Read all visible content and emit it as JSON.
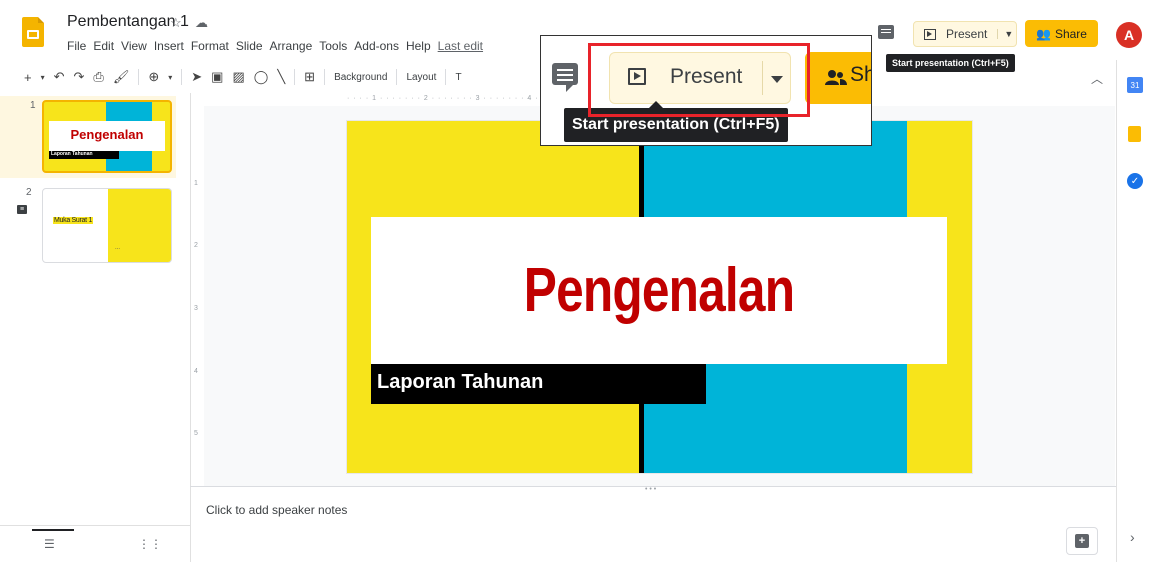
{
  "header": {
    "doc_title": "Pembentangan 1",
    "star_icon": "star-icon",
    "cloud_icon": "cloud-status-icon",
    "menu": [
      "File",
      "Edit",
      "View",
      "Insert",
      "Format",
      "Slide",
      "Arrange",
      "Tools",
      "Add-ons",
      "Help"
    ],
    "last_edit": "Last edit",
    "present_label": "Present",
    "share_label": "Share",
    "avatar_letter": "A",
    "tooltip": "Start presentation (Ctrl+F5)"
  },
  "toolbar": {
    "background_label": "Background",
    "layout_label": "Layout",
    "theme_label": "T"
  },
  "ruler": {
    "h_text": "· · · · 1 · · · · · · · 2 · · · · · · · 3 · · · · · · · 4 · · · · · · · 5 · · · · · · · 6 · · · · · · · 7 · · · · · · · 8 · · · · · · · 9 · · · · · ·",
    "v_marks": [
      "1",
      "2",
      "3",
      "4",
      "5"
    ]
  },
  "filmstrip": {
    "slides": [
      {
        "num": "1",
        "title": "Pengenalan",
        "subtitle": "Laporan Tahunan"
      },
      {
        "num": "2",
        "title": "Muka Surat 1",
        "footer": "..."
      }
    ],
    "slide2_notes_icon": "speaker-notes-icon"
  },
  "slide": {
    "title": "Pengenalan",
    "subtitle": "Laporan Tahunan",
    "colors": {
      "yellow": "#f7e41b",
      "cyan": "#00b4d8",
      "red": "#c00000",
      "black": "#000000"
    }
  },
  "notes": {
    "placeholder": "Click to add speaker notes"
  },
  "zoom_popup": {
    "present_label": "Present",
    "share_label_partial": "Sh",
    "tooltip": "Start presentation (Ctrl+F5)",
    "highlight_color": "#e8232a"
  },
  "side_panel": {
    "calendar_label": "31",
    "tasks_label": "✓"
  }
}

--

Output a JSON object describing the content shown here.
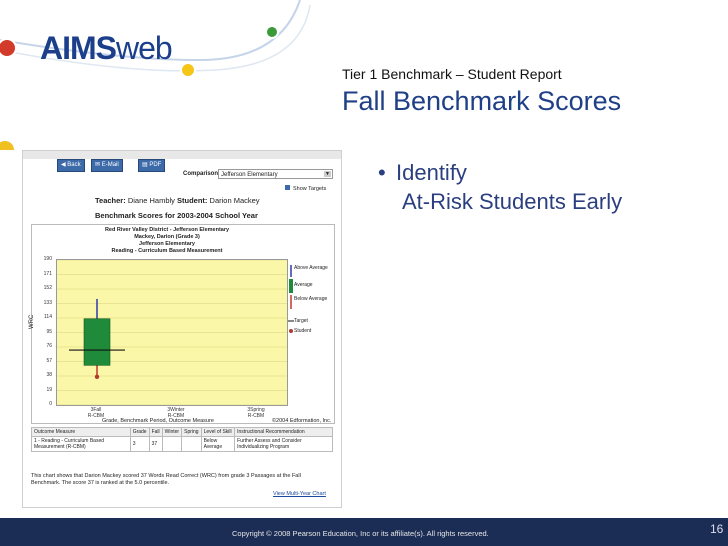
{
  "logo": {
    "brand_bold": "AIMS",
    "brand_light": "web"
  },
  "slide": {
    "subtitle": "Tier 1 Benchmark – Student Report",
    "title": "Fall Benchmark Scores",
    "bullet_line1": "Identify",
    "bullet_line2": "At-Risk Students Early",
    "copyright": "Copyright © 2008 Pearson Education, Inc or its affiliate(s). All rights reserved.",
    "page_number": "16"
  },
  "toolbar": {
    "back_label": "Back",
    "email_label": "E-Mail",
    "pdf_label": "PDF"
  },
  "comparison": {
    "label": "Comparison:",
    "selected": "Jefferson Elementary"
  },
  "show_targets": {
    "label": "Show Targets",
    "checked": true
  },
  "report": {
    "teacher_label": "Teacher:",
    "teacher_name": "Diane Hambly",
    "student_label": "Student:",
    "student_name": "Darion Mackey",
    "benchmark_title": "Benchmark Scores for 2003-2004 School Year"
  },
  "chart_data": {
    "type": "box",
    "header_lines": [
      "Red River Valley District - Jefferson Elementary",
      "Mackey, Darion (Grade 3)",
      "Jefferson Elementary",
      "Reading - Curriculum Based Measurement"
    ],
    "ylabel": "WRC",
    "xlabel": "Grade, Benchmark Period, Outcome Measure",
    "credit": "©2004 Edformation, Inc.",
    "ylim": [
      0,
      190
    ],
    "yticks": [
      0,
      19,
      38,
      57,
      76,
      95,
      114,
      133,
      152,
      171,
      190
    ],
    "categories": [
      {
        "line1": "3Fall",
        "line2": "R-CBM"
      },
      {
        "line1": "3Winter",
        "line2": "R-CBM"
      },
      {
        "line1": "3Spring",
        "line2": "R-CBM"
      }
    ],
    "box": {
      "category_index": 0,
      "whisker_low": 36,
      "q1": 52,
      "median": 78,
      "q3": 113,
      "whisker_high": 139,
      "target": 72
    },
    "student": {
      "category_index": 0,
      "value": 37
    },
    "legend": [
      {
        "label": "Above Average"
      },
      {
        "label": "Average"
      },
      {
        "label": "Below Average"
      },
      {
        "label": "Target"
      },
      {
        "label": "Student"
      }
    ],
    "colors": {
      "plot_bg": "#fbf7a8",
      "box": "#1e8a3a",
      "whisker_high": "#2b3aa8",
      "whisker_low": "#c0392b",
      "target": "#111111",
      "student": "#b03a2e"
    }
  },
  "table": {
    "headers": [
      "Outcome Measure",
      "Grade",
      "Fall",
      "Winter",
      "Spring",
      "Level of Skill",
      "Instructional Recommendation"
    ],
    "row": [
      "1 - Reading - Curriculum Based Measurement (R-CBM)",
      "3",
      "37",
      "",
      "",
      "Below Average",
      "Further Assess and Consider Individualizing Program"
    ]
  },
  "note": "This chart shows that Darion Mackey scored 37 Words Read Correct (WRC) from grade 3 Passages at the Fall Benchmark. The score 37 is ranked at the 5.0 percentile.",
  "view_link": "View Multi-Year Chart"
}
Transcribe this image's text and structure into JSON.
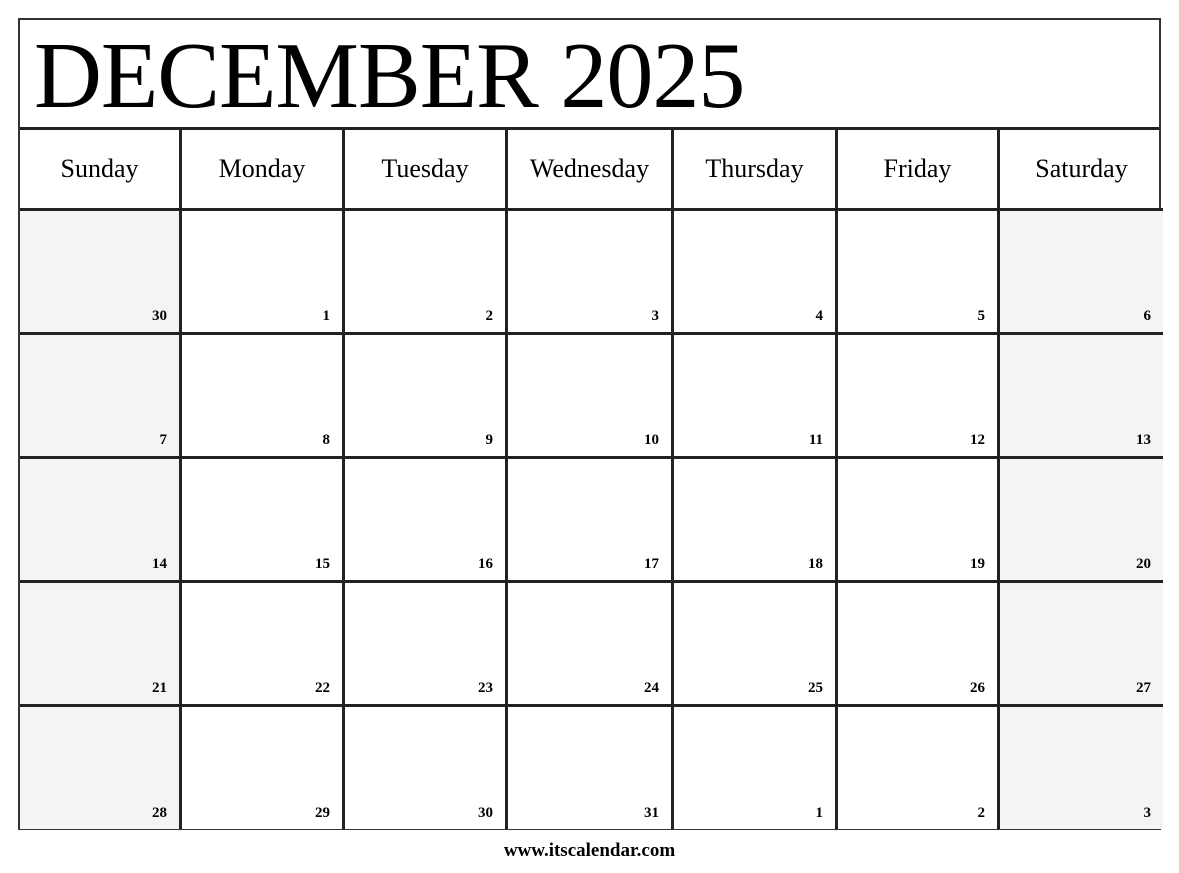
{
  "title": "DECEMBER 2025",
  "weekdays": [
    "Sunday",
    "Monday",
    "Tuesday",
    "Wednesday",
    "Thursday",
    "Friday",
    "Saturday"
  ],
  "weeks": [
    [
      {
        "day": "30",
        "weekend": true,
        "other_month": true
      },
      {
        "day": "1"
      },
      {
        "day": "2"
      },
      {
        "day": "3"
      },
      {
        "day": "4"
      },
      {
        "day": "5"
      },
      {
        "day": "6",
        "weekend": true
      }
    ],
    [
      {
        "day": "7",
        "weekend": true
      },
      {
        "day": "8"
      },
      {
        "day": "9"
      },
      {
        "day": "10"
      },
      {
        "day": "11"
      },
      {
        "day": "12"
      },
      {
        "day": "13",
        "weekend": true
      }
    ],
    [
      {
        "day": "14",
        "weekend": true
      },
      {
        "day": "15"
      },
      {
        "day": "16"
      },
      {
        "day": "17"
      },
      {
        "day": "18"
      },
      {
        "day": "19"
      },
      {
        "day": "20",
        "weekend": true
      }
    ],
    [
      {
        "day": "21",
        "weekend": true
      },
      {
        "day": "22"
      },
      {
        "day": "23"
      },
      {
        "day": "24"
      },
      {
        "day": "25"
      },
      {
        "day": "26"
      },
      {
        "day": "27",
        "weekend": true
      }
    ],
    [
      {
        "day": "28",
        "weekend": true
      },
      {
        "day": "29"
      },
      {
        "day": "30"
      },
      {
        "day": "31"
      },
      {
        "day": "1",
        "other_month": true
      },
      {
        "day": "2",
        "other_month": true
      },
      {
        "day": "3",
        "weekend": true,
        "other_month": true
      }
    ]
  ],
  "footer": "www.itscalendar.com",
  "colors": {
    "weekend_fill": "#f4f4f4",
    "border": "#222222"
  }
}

==

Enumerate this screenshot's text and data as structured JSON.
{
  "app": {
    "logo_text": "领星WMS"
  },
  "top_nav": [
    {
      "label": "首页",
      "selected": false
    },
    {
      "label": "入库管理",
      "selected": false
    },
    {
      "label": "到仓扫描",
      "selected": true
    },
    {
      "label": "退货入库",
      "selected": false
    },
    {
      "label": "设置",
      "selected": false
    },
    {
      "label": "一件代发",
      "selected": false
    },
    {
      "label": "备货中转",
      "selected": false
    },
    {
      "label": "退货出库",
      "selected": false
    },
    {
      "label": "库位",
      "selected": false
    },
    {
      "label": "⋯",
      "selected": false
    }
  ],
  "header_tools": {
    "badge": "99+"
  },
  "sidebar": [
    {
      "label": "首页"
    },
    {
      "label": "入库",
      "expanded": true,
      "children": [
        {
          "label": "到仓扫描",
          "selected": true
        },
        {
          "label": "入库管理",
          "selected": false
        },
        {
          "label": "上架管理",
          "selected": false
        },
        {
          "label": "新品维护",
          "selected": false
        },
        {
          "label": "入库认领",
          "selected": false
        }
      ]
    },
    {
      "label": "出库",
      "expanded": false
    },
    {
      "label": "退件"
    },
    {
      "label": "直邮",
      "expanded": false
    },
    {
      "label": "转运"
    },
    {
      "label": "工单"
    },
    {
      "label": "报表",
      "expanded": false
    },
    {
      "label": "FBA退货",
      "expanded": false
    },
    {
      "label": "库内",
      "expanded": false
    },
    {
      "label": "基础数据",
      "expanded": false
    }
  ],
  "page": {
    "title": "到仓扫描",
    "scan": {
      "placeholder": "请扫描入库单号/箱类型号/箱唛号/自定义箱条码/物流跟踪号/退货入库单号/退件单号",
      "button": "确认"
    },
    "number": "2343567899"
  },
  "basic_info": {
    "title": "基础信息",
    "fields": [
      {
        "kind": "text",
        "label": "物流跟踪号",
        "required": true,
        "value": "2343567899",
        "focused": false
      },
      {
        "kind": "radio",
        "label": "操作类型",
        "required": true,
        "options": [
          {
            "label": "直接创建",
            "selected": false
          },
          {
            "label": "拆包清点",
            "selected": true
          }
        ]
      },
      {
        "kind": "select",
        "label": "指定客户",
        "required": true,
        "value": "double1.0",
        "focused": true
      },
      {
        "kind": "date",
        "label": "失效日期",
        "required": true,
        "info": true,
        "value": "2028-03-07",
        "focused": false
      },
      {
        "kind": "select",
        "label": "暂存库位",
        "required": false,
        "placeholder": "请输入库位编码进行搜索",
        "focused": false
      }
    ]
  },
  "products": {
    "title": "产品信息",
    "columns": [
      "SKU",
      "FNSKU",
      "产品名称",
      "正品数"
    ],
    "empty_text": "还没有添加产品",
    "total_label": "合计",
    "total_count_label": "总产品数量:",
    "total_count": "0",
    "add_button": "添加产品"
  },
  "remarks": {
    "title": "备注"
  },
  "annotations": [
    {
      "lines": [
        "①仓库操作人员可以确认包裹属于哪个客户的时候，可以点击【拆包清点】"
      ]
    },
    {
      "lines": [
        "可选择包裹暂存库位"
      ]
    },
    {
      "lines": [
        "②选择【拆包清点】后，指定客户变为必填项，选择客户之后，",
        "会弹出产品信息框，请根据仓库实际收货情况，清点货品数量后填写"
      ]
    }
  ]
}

= EXERCISE =
Work out how many lines of the data above contain the string "notes" and give the number alone.

= COMPLETE OUTPUT =
3